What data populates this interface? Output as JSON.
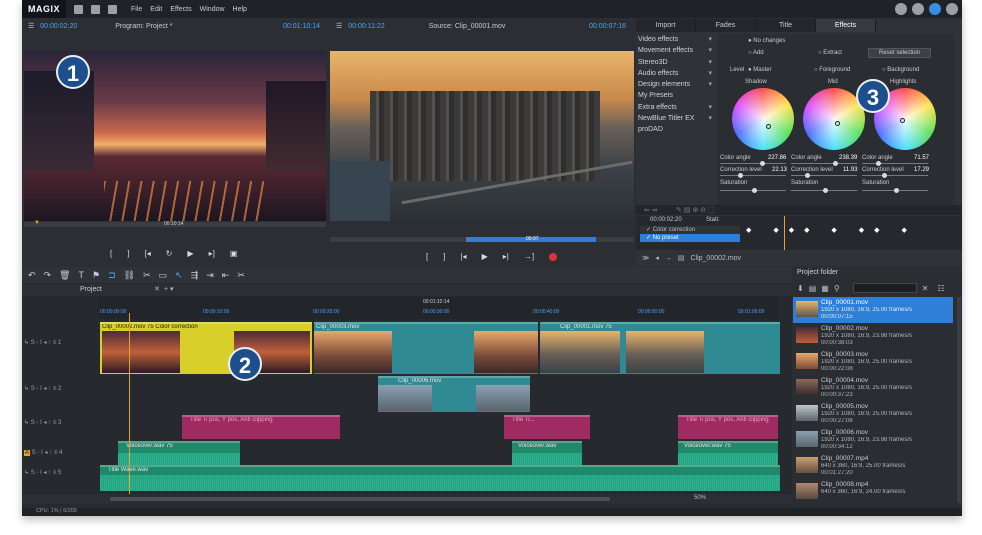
{
  "app": {
    "logo": "MAGIX",
    "menu": [
      "File",
      "Edit",
      "Effects",
      "Window",
      "Help"
    ]
  },
  "program_monitor": {
    "tc_left": "00:00:02:20",
    "title": "Program: Project *",
    "tc_right": "00:01:10:14",
    "scrub_tc": "00:10:14"
  },
  "source_monitor": {
    "tc_left": "00:00:11:22",
    "title": "Source: Clip_00001.mov",
    "tc_right": "00:00:07:16",
    "scrub_tc": "00:07"
  },
  "effects_panel": {
    "tabs": [
      "Import",
      "Fades",
      "Title",
      "Effects"
    ],
    "active_tab": "Effects",
    "categories": [
      "Video effects",
      "Movement effects",
      "Stereo3D",
      "Audio effects",
      "Design elements",
      "My Presets",
      "Extra effects",
      "NewBlue Titler EX",
      "proDAD"
    ],
    "no_changes": "No changes",
    "add": "Add",
    "extract": "Extract",
    "reset": "Reset selection",
    "level_label": "Level",
    "levels": [
      "Master",
      "Foreground",
      "Background"
    ],
    "wheels": [
      {
        "name": "Shadow",
        "color_angle": "227.86",
        "correction_level": "22.13"
      },
      {
        "name": "Mid",
        "color_angle": "238.39",
        "correction_level": "11.93"
      },
      {
        "name": "Highlights",
        "color_angle": "71.57",
        "correction_level": "17.29"
      }
    ],
    "color_angle_label": "Color angle",
    "correction_level_label": "Correction level",
    "saturation_label": "Saturation",
    "kf_time": "00:00:02:20",
    "kf_state": "Stati:",
    "kf_rows": [
      "Color correction",
      "No preset"
    ],
    "clip_name": "Clip_00002.mov"
  },
  "timeline": {
    "tab": "Project",
    "playhead": "00:01:10:14",
    "ruler": [
      "00:00:00:00",
      "00:00:10:00",
      "00:00:20:00",
      "00:00:30:00",
      "00:00:40:00",
      "00:00:50:00",
      "00:01:00:00"
    ],
    "clips": {
      "v1_a": "Clip_00002.mov  75  Color correction",
      "v1_b": "Clip_00003.mov",
      "v1_c": "Clip_00001.mov  75",
      "v2": "Clip_00006.mov",
      "t1": "Title  Ti pos, Y pos, Anti clipping",
      "t2": "Title  Ti...",
      "t3": "Title  Ti pos, Y pos, Anti clipping",
      "a1": "Voiceover.wav  75",
      "a2": "Voiceover.wav",
      "a3": "Voiceover.wav  75",
      "music": "Title Wave.wav"
    },
    "zoom": "50%"
  },
  "project_folder": {
    "title": "Project folder",
    "items": [
      {
        "name": "Clip_00001.mov",
        "info": "1920 x 1080, 16:9, 25.00 frames/s",
        "dur": "00:00:07:15"
      },
      {
        "name": "Clip_00002.mov",
        "info": "1920 x 1080, 16:9, 23.98 frames/s",
        "dur": "00:00:38:03"
      },
      {
        "name": "Clip_00003.mov",
        "info": "1920 x 1080, 16:9, 25.00 frames/s",
        "dur": "00:00:22:08"
      },
      {
        "name": "Clip_00004.mov",
        "info": "1920 x 1080, 16:9, 25.00 frames/s",
        "dur": "00:00:37:23"
      },
      {
        "name": "Clip_00005.mov",
        "info": "1920 x 1080, 16:9, 25.00 frames/s",
        "dur": "00:00:27:08"
      },
      {
        "name": "Clip_00006.mov",
        "info": "1920 x 1080, 16:9, 23.98 frames/s",
        "dur": "00:00:34:12"
      },
      {
        "name": "Clip_00007.mp4",
        "info": "640 x 360, 16:9, 25.00 frames/s",
        "dur": "00:01:27:20"
      },
      {
        "name": "Clip_00008.mp4",
        "info": "640 x 360, 16:9, 24.00 frames/s",
        "dur": ""
      }
    ]
  },
  "status": {
    "cpu": "CPU: 1% | 6/200"
  },
  "badges": [
    "1",
    "2",
    "3"
  ]
}
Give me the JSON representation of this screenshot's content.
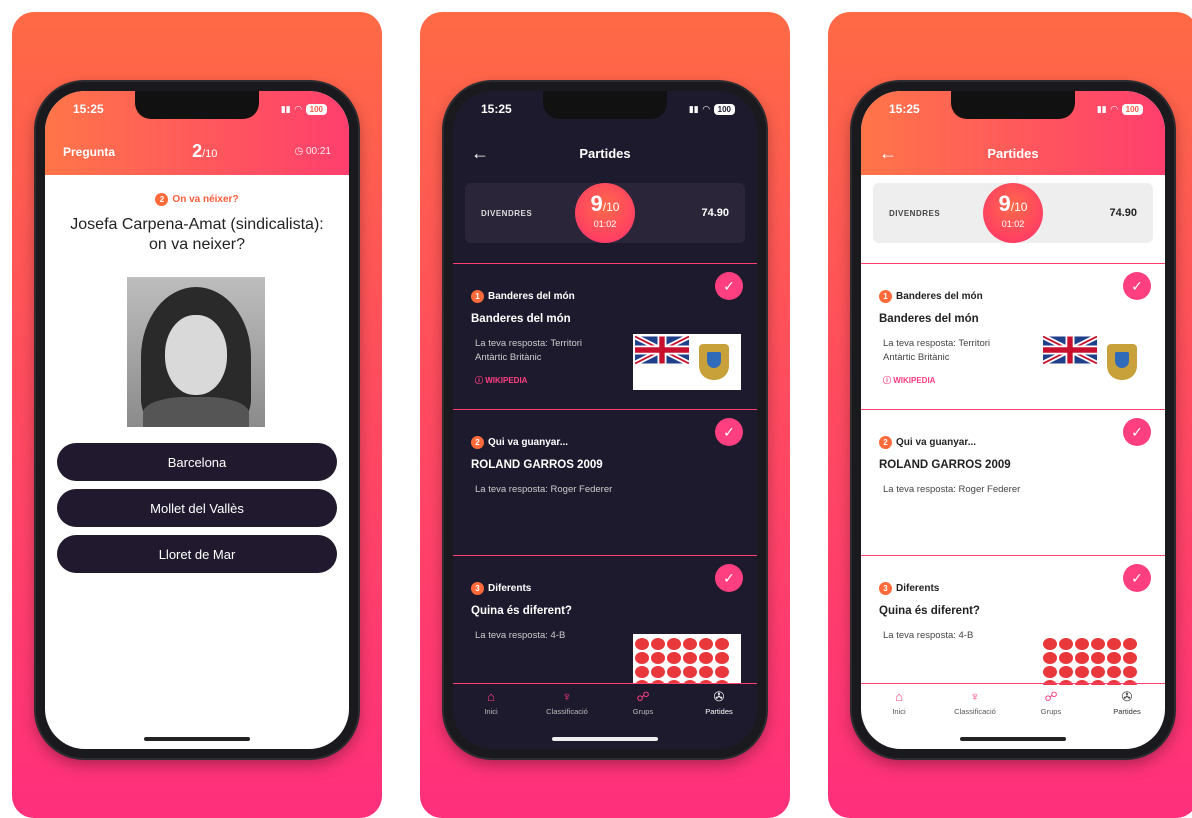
{
  "screen1": {
    "status": {
      "time": "15:25",
      "battery": "100"
    },
    "header": {
      "label": "Pregunta",
      "number": "2",
      "of": "/10",
      "timer": "00:21"
    },
    "category": {
      "badge": "2",
      "text": "On va néixer?"
    },
    "question": "Josefa Carpena-Amat (sindicalista): on va neixer?",
    "answers": [
      "Barcelona",
      "Mollet del Vallès",
      "Lloret de Mar"
    ]
  },
  "screen2": {
    "status": {
      "time": "15:25",
      "battery": "100"
    },
    "title": "Partides",
    "score": {
      "day": "DIVENDRES",
      "value": "9",
      "of": "/10",
      "time": "01:02",
      "points": "74.90"
    },
    "items": [
      {
        "num": "1",
        "category": "Banderes del món",
        "heading": "Banderes del món",
        "response": "La teva resposta: Territori Antàrtic Britànic",
        "link": "WIKIPEDIA",
        "check": "✓"
      },
      {
        "num": "2",
        "category": "Qui va guanyar...",
        "heading": "ROLAND GARROS 2009",
        "response": "La teva resposta: Roger Federer",
        "check": "✓"
      },
      {
        "num": "3",
        "category": "Diferents",
        "heading": "Quina és diferent?",
        "response": "La teva resposta: 4-B",
        "check": "✓"
      }
    ],
    "tabs": [
      {
        "label": "Inici",
        "icon": "home-icon",
        "glyph": "⌂"
      },
      {
        "label": "Classificació",
        "icon": "trophy-icon",
        "glyph": "♆"
      },
      {
        "label": "Grups",
        "icon": "group-icon",
        "glyph": "☍"
      },
      {
        "label": "Partides",
        "icon": "gamepad-icon",
        "glyph": "✇"
      }
    ]
  },
  "screen3": {
    "status": {
      "time": "15:25",
      "battery": "100"
    },
    "title": "Partides",
    "score": {
      "day": "DIVENDRES",
      "value": "9",
      "of": "/10",
      "time": "01:02",
      "points": "74.90"
    },
    "items": [
      {
        "num": "1",
        "category": "Banderes del món",
        "heading": "Banderes del món",
        "response": "La teva resposta: Territori Antàrtic Britànic",
        "link": "WIKIPEDIA",
        "check": "✓"
      },
      {
        "num": "2",
        "category": "Qui va guanyar...",
        "heading": "ROLAND GARROS 2009",
        "response": "La teva resposta: Roger Federer",
        "check": "✓"
      },
      {
        "num": "3",
        "category": "Diferents",
        "heading": "Quina és diferent?",
        "response": "La teva resposta: 4-B",
        "check": "✓"
      }
    ],
    "tabs": [
      {
        "label": "Inici",
        "icon": "home-icon",
        "glyph": "⌂"
      },
      {
        "label": "Classificació",
        "icon": "trophy-icon",
        "glyph": "♆"
      },
      {
        "label": "Grups",
        "icon": "group-icon",
        "glyph": "☍"
      },
      {
        "label": "Partides",
        "icon": "gamepad-icon",
        "glyph": "✇"
      }
    ]
  },
  "colors": {
    "accent": "#ff3f80",
    "orange": "#ff6a45",
    "dark_bg": "#1e1a2e",
    "answer_bg": "#211a2e"
  }
}
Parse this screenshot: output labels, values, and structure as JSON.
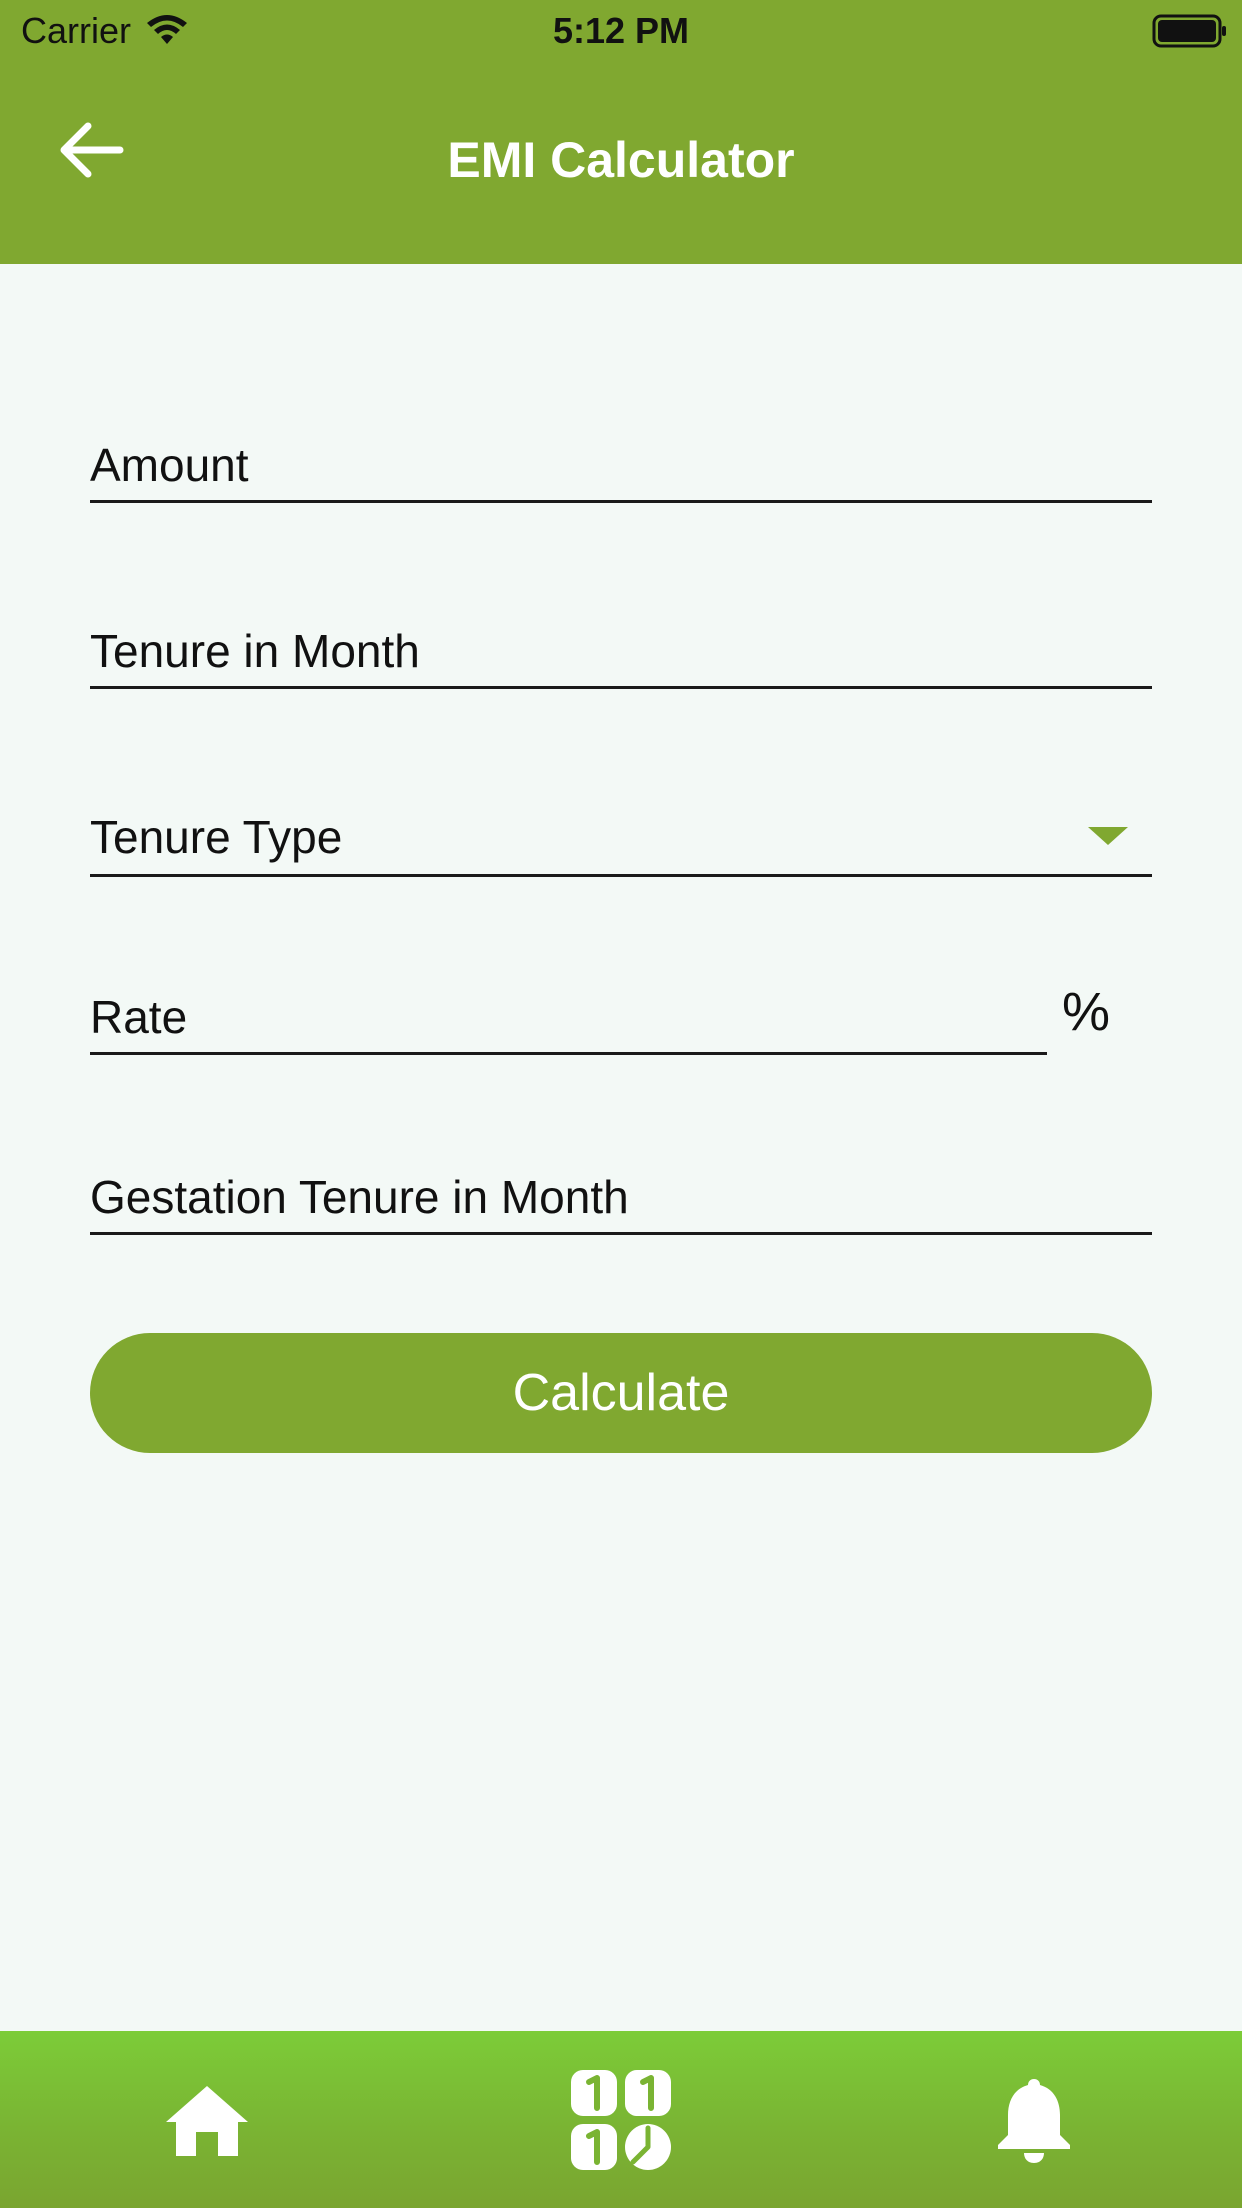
{
  "status_bar": {
    "carrier": "Carrier",
    "time": "5:12 PM"
  },
  "header": {
    "title": "EMI Calculator",
    "back_icon": "arrow-left-icon"
  },
  "form": {
    "amount": {
      "placeholder": "Amount",
      "value": ""
    },
    "tenure_month": {
      "placeholder": "Tenure in Month",
      "value": ""
    },
    "tenure_type": {
      "label": "Tenure Type",
      "icon": "dropdown-arrow-icon"
    },
    "rate": {
      "placeholder": "Rate",
      "value": "",
      "suffix": "%"
    },
    "gestation_tenure": {
      "placeholder": "Gestation Tenure in Month",
      "value": ""
    },
    "calculate_label": "Calculate"
  },
  "bottom_nav": {
    "items": [
      {
        "icon": "home-icon"
      },
      {
        "icon": "calculator-icon"
      },
      {
        "icon": "bell-icon"
      }
    ]
  },
  "colors": {
    "accent": "#80a830",
    "background": "#f3f9f6",
    "nav_bar": "#7ab433"
  }
}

◆ ◆ ◆ ◆ ◆

▶ **SHORT PROBLEM**:
Reproduce verbatim every line starting at the line that holds "Parse this screenshot: output" and ending with the final line of the data; omit the pictures.

▶ **SOLUTION FOR THIS PROBLEM**:
Parse this screenshot: output labels, values, and structure as JSON.
{
  "status_bar": {
    "carrier": "Carrier",
    "time": "5:12 PM"
  },
  "header": {
    "title": "EMI Calculator",
    "back_icon": "arrow-left-icon"
  },
  "form": {
    "amount": {
      "placeholder": "Amount",
      "value": ""
    },
    "tenure_month": {
      "placeholder": "Tenure in Month",
      "value": ""
    },
    "tenure_type": {
      "label": "Tenure Type",
      "icon": "dropdown-arrow-icon"
    },
    "rate": {
      "placeholder": "Rate",
      "value": "",
      "suffix": "%"
    },
    "gestation_tenure": {
      "placeholder": "Gestation Tenure in Month",
      "value": ""
    },
    "calculate_label": "Calculate"
  },
  "bottom_nav": {
    "items": [
      {
        "icon": "home-icon"
      },
      {
        "icon": "calculator-icon"
      },
      {
        "icon": "bell-icon"
      }
    ]
  },
  "colors": {
    "accent": "#80a830",
    "background": "#f3f9f6",
    "nav_bar": "#7ab433"
  }
}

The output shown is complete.